#### Problem requirements:
Retype each line of the material exactly, please, skipping any picture in it.

▬▬▬▬▬▬

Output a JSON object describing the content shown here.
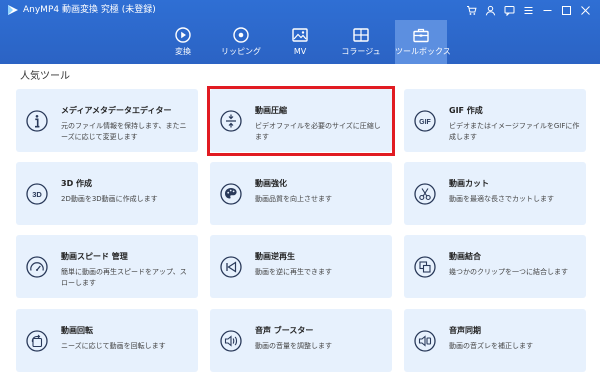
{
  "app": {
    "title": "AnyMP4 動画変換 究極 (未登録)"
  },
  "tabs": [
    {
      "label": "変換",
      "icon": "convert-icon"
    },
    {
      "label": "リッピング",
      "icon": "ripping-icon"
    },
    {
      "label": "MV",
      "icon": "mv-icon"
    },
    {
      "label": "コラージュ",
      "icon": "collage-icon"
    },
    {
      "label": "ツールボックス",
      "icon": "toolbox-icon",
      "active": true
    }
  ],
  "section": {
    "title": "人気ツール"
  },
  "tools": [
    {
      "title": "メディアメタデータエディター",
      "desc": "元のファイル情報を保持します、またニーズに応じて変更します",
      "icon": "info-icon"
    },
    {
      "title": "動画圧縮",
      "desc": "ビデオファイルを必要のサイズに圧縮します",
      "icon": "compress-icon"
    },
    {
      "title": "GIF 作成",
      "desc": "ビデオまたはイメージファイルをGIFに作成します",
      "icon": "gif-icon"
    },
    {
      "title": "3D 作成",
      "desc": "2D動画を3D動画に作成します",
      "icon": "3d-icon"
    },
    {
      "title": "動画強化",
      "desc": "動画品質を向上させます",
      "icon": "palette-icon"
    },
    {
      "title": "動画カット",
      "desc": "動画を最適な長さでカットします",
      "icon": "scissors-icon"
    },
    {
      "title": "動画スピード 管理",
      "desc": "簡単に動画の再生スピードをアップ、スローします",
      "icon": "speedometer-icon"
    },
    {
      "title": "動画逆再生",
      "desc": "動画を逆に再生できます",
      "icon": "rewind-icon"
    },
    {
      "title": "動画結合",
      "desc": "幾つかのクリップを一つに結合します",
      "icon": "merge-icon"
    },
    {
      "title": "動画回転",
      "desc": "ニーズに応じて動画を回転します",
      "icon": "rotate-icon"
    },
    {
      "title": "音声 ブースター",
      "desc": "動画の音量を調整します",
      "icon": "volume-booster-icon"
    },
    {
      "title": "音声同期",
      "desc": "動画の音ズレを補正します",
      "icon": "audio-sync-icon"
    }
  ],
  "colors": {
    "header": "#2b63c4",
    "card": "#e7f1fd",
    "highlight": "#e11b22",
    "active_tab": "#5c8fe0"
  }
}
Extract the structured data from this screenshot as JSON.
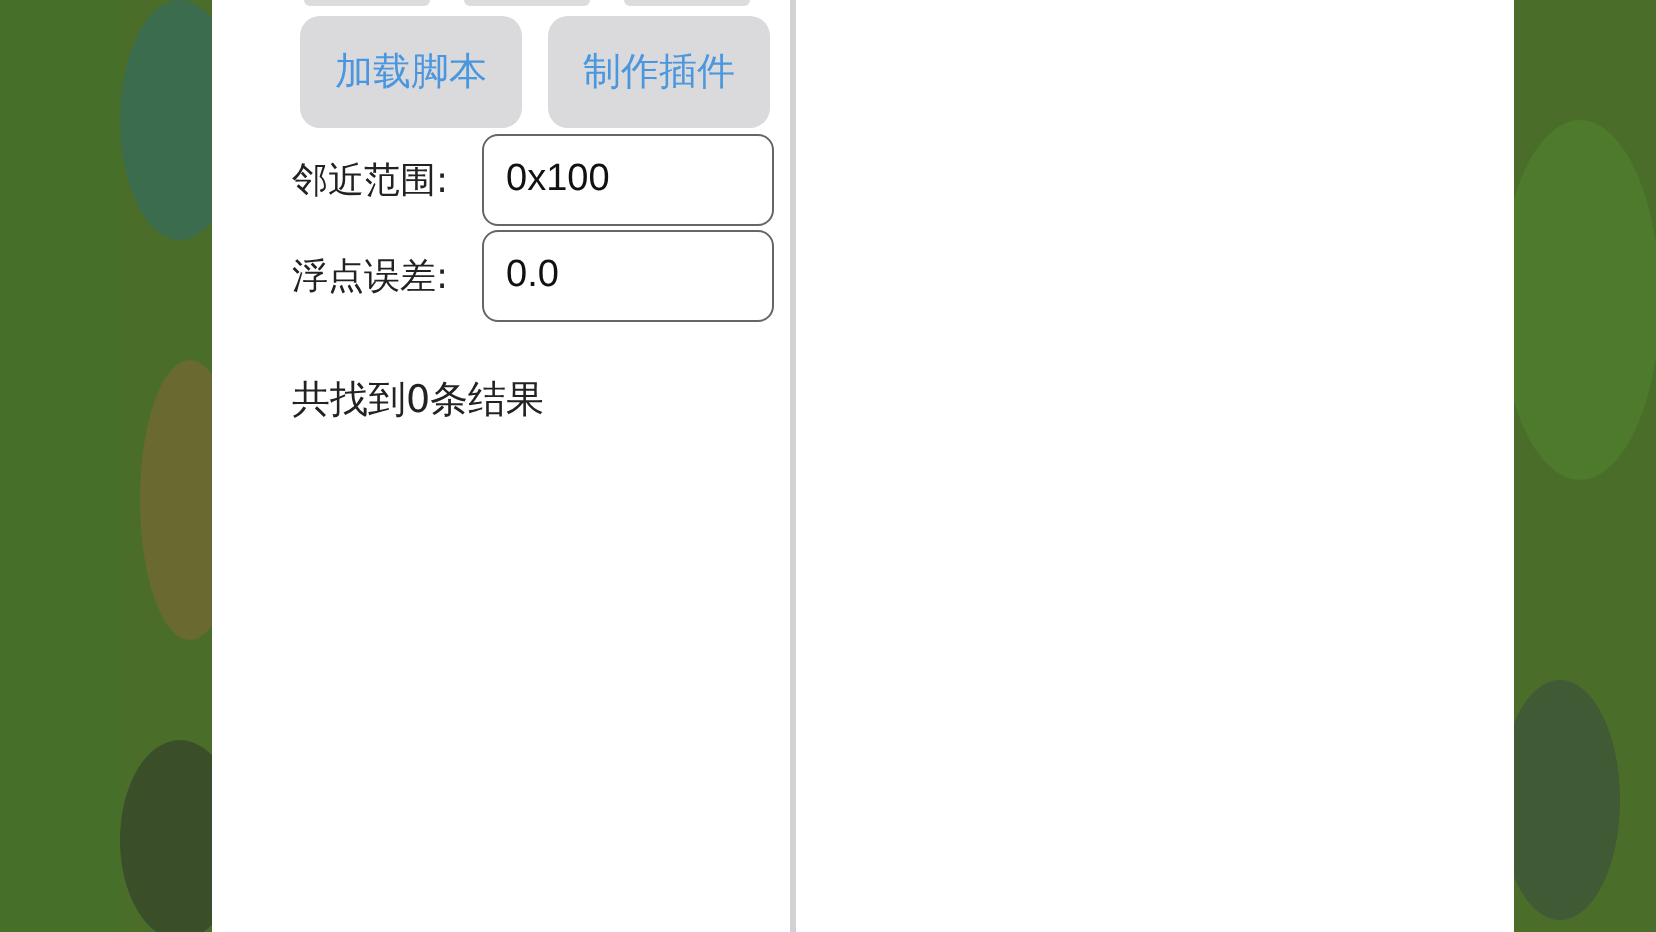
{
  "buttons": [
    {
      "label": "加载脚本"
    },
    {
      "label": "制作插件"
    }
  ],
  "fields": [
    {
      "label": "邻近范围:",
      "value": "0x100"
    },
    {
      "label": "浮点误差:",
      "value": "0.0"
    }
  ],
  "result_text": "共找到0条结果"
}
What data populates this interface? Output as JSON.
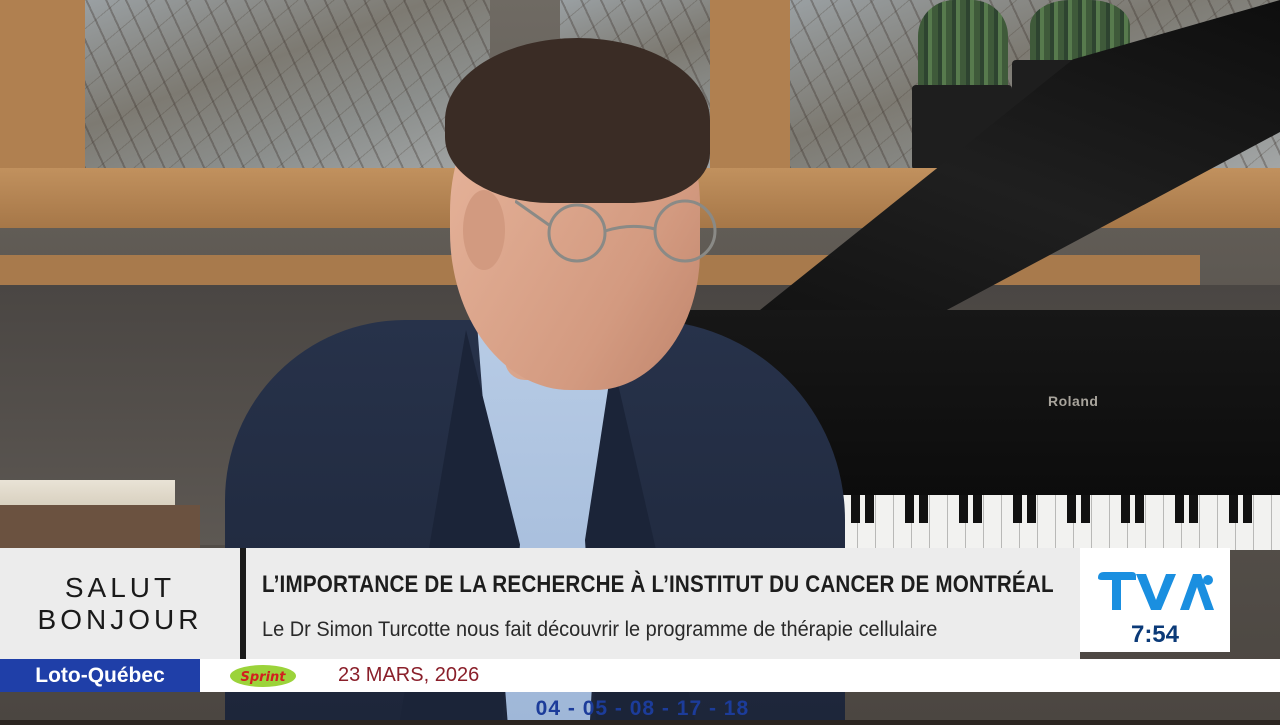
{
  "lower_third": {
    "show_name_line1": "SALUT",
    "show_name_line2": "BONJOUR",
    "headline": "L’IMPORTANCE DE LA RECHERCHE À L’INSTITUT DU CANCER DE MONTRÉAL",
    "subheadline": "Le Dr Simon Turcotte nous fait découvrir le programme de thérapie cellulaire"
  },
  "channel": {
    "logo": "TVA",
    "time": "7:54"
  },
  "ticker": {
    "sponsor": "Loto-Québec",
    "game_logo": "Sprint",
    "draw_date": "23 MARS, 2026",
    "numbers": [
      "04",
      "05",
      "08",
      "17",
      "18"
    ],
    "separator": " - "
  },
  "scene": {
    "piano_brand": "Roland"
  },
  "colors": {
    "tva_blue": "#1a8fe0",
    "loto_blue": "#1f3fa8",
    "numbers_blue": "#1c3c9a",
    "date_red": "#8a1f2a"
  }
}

▬▬▬▬▬▬

#### Output of the exercise:
Output a JSON object describing the content shown here.
{
  "app": {
    "title": "AnyMP4 動画変換 究極 (未登録)"
  },
  "tabs": [
    {
      "label": "変換",
      "icon": "convert-icon"
    },
    {
      "label": "リッピング",
      "icon": "ripping-icon"
    },
    {
      "label": "MV",
      "icon": "mv-icon"
    },
    {
      "label": "コラージュ",
      "icon": "collage-icon"
    },
    {
      "label": "ツールボックス",
      "icon": "toolbox-icon",
      "active": true
    }
  ],
  "section": {
    "title": "人気ツール"
  },
  "tools": [
    {
      "title": "メディアメタデータエディター",
      "desc": "元のファイル情報を保持します、またニーズに応じて変更します",
      "icon": "info-icon"
    },
    {
      "title": "動画圧縮",
      "desc": "ビデオファイルを必要のサイズに圧縮します",
      "icon": "compress-icon"
    },
    {
      "title": "GIF 作成",
      "desc": "ビデオまたはイメージファイルをGIFに作成します",
      "icon": "gif-icon"
    },
    {
      "title": "3D 作成",
      "desc": "2D動画を3D動画に作成します",
      "icon": "3d-icon"
    },
    {
      "title": "動画強化",
      "desc": "動画品質を向上させます",
      "icon": "palette-icon"
    },
    {
      "title": "動画カット",
      "desc": "動画を最適な長さでカットします",
      "icon": "scissors-icon"
    },
    {
      "title": "動画スピード 管理",
      "desc": "簡単に動画の再生スピードをアップ、スローします",
      "icon": "speedometer-icon"
    },
    {
      "title": "動画逆再生",
      "desc": "動画を逆に再生できます",
      "icon": "rewind-icon"
    },
    {
      "title": "動画結合",
      "desc": "幾つかのクリップを一つに結合します",
      "icon": "merge-icon"
    },
    {
      "title": "動画回転",
      "desc": "ニーズに応じて動画を回転します",
      "icon": "rotate-icon"
    },
    {
      "title": "音声 ブースター",
      "desc": "動画の音量を調整します",
      "icon": "volume-booster-icon"
    },
    {
      "title": "音声同期",
      "desc": "動画の音ズレを補正します",
      "icon": "audio-sync-icon"
    }
  ],
  "colors": {
    "header": "#2b63c4",
    "card": "#e7f1fd",
    "highlight": "#e11b22",
    "active_tab": "#5c8fe0"
  }
}
Extract the structured data from this screenshot as JSON.
{
  "buttons": [
    {
      "label": "加载脚本"
    },
    {
      "label": "制作插件"
    }
  ],
  "fields": [
    {
      "label": "邻近范围:",
      "value": "0x100"
    },
    {
      "label": "浮点误差:",
      "value": "0.0"
    }
  ],
  "result_text": "共找到0条结果"
}
What data populates this interface? Output as JSON.
{
  "lower_third": {
    "show_name_line1": "SALUT",
    "show_name_line2": "BONJOUR",
    "headline": "L’IMPORTANCE DE LA RECHERCHE À L’INSTITUT DU CANCER DE MONTRÉAL",
    "subheadline": "Le Dr Simon Turcotte nous fait découvrir le programme de thérapie cellulaire"
  },
  "channel": {
    "logo": "TVA",
    "time": "7:54"
  },
  "ticker": {
    "sponsor": "Loto-Québec",
    "game_logo": "Sprint",
    "draw_date": "23 MARS, 2026",
    "numbers": [
      "04",
      "05",
      "08",
      "17",
      "18"
    ],
    "separator": " - "
  },
  "scene": {
    "piano_brand": "Roland"
  },
  "colors": {
    "tva_blue": "#1a8fe0",
    "loto_blue": "#1f3fa8",
    "numbers_blue": "#1c3c9a",
    "date_red": "#8a1f2a"
  }
}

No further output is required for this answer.